原文
● ● ● ● ●

一种基于二代测序数据对HLA-DRB基因进行分型的方法及应用与流程

本发明属于生物，涉及一种基于二代测序数据对hla-drb基因进行分型的方法及应用。

背景技术：

1、人类白细胞抗原(human leukocyte antigen,hla)是由hla基因复合体所编码的产物，位于第6染色体短臂上，其主要功能是识别和呈递抗原给免疫系统，从而引发免疫反应。hla基因分为ⅰ、ⅱ、ⅲ3类基因，其中hlaⅰ类基因包括经典的a、b、c基因座位，非经典hlaⅰ类基因包括e、f、g、h、mica、micb等基因座位；hlaⅱ类基因主要包括dr、dp和dq基因座位；hlaⅲ类基因包括补体基因和炎症递质基因。hla分型是指检测每个hla基因座上的等位基因，在器官移植、输血和疾病诊断上都有很大的临床价值。《人类白细胞抗原基因分型技术平台规范化建设及临床应用专家共识》中专家建议首选a、b、c、drb1、dqb1、dpb1、dpa1、dqa1、drb3/4/5位点相合的供者，其次选择a、b、c、drb1、dqb1位点相合的供者。

2、hla-drb等位基因编码hla-dr分子的β链，一共有9个等位基因，其中drb1、drb3、drb4和drb5(drb3/4/5)是功能基因，drb2、drb6、drb7、drb8和drb9是假基因。drb1和drb9基因存在于所有个体中，但是其它的等位基因不一定存在，主要取决于单倍型。例如，drb1*01、*10带有drb6；drb1*15、*16通常带有drb5和drb6；drb1*03、*11、*12、*13、*14带有drb2和drb3；drb1*04、*07、*09带有drb7，drb8和drb4，少数样本不带有drb4；drb1*08基本上不带有除drb9以外的drb等位基因，极少数样本存在drb3。

● ● ● ● ●

已存储的数据集条目
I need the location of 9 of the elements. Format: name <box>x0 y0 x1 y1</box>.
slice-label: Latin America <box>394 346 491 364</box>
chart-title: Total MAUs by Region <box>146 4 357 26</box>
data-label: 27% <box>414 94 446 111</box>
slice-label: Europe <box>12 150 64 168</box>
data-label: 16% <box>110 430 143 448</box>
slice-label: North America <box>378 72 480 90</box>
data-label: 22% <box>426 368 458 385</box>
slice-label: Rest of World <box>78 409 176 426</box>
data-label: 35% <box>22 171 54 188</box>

● ● ● ● ●

任务说明
续写上方关于HLA-DRB基因分型方法的原文，从其最后一句之后接着写下去。

最终答案
3、现有研究表明drb3/4/5配型可以改善无关造血干细胞移植的疗效。在对3410例接受了来自hla9/10或10/10等位基因相合非血缘造血干细胞移植的德国患者的回顾性分析中发现，drb3/4/5不相容可能会增加不良结局的风险，特别是那些有并发症和比较虚弱的患者。在另一项研究中发现，drb3/4/5位点相合可能有助于降低移植相关的发病率和死亡率。对1975例因血液恶性肿瘤接受了10/10匹配的非血缘供体的患者和供体分别进行高分辨率分型，发现接受来自drb3/4/5不相合供体的患者发生ii-iv级急性移植物抗宿主病(agvhd)的风险显著增加。此外，drb3/4/5与疾病的发生也有一定的相关性。2016年的一项研究发现drb3/4/5等位基因可能与胰岛自身抗体和儿童1型糖尿病风险相关。1型糖尿病和drb1*03:01:01之间的关联受到drb3*01:01:02和drb3*02:02:01的影响。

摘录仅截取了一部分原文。